:: EXERCISE DETAILS ::
Reproduce each line of the entries below without any change.

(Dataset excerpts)
====

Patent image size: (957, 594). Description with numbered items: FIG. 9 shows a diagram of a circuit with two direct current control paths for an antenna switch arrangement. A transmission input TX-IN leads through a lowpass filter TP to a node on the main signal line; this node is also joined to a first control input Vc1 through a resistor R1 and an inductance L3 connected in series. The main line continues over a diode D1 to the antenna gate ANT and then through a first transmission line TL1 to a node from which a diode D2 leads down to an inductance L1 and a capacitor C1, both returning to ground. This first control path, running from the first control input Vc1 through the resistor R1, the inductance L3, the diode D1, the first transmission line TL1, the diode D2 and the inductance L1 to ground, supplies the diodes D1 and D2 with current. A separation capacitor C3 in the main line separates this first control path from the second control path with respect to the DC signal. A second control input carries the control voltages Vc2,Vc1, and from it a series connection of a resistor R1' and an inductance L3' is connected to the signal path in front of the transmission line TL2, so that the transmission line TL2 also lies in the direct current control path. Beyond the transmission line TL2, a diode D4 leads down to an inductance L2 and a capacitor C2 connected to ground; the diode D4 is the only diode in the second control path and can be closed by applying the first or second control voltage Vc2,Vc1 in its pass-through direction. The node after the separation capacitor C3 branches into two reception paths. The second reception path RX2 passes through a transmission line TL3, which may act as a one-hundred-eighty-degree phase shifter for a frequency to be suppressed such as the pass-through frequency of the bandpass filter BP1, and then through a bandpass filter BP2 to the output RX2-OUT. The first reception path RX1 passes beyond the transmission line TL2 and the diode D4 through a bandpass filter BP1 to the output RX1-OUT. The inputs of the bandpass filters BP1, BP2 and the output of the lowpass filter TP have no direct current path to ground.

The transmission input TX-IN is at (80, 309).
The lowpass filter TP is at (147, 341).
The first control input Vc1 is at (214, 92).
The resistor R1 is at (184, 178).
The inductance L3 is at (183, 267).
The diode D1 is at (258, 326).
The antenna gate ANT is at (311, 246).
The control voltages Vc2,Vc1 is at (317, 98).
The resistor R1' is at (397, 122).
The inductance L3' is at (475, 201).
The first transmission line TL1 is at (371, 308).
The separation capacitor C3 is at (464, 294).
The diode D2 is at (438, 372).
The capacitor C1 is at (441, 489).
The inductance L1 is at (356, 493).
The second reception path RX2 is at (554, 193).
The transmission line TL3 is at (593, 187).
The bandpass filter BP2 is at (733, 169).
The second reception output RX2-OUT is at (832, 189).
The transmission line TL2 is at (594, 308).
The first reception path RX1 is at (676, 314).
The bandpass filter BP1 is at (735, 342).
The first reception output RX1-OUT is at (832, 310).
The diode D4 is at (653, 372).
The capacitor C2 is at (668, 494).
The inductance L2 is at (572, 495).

====

:: RESPONSE BELOW ::
Patent image size: (957, 594). Description with numbered items: FIG. 9 shows a diagram of a circuit with two direct current control paths for an antenna switch arrangement. A transmission input TX-IN leads through a lowpass filter TP to a node on the main signal line; this node is also joined to a first control input Vc1 through a resistor R1 and an inductance L3 connected in series. The main line continues over a diode D1 to the antenna gate ANT and then through a first transmission line TL1 to a node from which a diode D2 leads down to an inductance L1 and a capacitor C1, both returning to ground. This first control path, running from the first control input Vc1 through the resistor R1, the inductance L3, the diode D1, the first transmission line TL1, the diode D2 and the inductance L1 to ground, supplies the diodes D1 and D2 with current. A separation capacitor C3 in the main line separates this first control path from the second control path with respect to the DC signal. A second control input carries the control voltages Vc2,Vc1, and from it a series connection of a resistor R1' and an inductance L3' is connected to the signal path in front of the transmission line TL2, so that the transmission line TL2 also lies in the direct current control path. Beyond the transmission line TL2, a diode D4 leads down to an inductance L2 and a capacitor C2 connected to ground; the diode D4 is the only diode in the second control path and can be closed by applying the first or second control voltage Vc2,Vc1 in its pass-through direction. The node after the separation capacitor C3 branches into two reception paths. The second reception path RX2 passes through a transmission line TL3, which may act as a one-hundred-eighty-degree phase shifter for a frequency to be suppressed such as the pass-through frequency of the bandpass filter BP1, and then through a bandpass filter BP2 to the output RX2-OUT. The first reception path RX1 passes beyond the transmission line TL2 and the diode D4 through a bandpass filter BP1 to the output RX1-OUT. The inputs of the bandpass filters BP1, BP2 and the output of the lowpass filter TP have no direct current path to ground.

The transmission input TX-IN is at (80, 309).
The lowpass filter TP is at (147, 341).
The first control input Vc1 is at (214, 92).
The resistor R1 is at (184, 178).
The inductance L3 is at (183, 267).
The diode D1 is at (258, 326).
The antenna gate ANT is at (311, 246).
The control voltages Vc2,Vc1 is at (317, 98).
The resistor R1' is at (397, 122).
The inductance L3' is at (475, 201).
The first transmission line TL1 is at (371, 308).
The separation capacitor C3 is at (464, 294).
The diode D2 is at (438, 372).
The capacitor C1 is at (441, 489).
The inductance L1 is at (356, 493).
The second reception path RX2 is at (554, 193).
The transmission line TL3 is at (593, 187).
The bandpass filter BP2 is at (733, 169).
The second reception output RX2-OUT is at (832, 189).
The transmission line TL2 is at (594, 308).
The first reception path RX1 is at (676, 314).
The bandpass filter BP1 is at (735, 342).
The first reception output RX1-OUT is at (832, 310).
The diode D4 is at (653, 372).
The capacitor C2 is at (668, 494).
The inductance L2 is at (572, 495).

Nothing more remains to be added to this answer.